───── Material ─────
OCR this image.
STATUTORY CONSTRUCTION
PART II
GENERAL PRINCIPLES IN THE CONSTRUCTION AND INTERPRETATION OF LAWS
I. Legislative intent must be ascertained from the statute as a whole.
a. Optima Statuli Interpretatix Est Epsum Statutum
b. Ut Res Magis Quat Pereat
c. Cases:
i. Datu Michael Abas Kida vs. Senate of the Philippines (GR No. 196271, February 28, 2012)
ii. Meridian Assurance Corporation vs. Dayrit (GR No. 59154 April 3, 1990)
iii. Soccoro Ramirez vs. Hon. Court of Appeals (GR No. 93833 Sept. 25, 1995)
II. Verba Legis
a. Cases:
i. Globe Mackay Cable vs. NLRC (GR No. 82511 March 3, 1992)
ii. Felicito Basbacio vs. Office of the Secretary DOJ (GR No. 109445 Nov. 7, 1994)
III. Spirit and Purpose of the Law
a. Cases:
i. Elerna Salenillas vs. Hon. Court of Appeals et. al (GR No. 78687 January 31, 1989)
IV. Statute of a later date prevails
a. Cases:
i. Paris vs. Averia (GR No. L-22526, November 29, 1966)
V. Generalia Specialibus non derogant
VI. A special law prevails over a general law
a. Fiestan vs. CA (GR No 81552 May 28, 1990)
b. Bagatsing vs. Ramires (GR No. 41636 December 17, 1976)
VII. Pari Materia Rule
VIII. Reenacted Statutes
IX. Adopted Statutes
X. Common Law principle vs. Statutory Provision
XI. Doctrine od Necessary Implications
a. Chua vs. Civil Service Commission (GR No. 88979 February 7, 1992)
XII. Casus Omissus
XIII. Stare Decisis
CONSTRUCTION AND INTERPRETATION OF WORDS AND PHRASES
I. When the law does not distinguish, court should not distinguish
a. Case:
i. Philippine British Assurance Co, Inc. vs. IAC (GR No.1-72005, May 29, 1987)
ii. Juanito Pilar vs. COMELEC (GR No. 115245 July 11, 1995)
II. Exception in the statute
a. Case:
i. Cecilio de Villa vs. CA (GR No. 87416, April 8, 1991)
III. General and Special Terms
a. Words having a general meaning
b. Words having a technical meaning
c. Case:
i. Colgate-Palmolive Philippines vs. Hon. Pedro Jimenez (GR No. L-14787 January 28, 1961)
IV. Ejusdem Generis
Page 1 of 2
─────
Problem details: Print out every record again, exactly and in full.

Task response:
OCR this image.
STATUTORY CONSTRUCTION
PART II
GENERAL PRINCIPLES IN THE CONSTRUCTION AND INTERPRETATION OF LAWS
I. Legislative intent must be ascertained from the statute as a whole.
a. Optima Statuli Interpretatix Est Epsum Statutum
b. Ut Res Magis Quat Pereat
c. Cases:
i. Datu Michael Abas Kida vs. Senate of the Philippines (GR No. 196271, February 28, 2012)
ii. Meridian Assurance Corporation vs. Dayrit (GR No. 59154 April 3, 1990)
iii. Soccoro Ramirez vs. Hon. Court of Appeals (GR No. 93833 Sept. 25, 1995)
II. Verba Legis
a. Cases:
i. Globe Mackay Cable vs. NLRC (GR No. 82511 March 3, 1992)
ii. Felicito Basbacio vs. Office of the Secretary DOJ (GR No. 109445 Nov. 7, 1994)
III. Spirit and Purpose of the Law
a. Cases:
i. Elerna Salenillas vs. Hon. Court of Appeals et. al (GR No. 78687 January 31, 1989)
IV. Statute of a later date prevails
a. Cases:
i. Paris vs. Averia (GR No. L-22526, November 29, 1966)
V. Generalia Specialibus non derogant
VI. A special law prevails over a general law
a. Fiestan vs. CA (GR No 81552 May 28, 1990)
b. Bagatsing vs. Ramires (GR No. 41636 December 17, 1976)
VII. Pari Materia Rule
VIII. Reenacted Statutes
IX. Adopted Statutes
X. Common Law principle vs. Statutory Provision
XI. Doctrine od Necessary Implications
a. Chua vs. Civil Service Commission (GR No. 88979 February 7, 1992)
XII. Casus Omissus
XIII. Stare Decisis
CONSTRUCTION AND INTERPRETATION OF WORDS AND PHRASES
I. When the law does not distinguish, court should not distinguish
a. Case:
i. Philippine British Assurance Co, Inc. vs. IAC (GR No.1-72005, May 29, 1987)
ii. Juanito Pilar vs. COMELEC (GR No. 115245 July 11, 1995)
II. Exception in the statute
a. Case:
i. Cecilio de Villa vs. CA (GR No. 87416, April 8, 1991)
III. General and Special Terms
a. Words having a general meaning
b. Words having a technical meaning
c. Case:
i. Colgate-Palmolive Philippines vs. Hon. Pedro Jimenez (GR No. L-14787 January 28, 1961)
IV. Ejusdem Generis
Page 1 of 2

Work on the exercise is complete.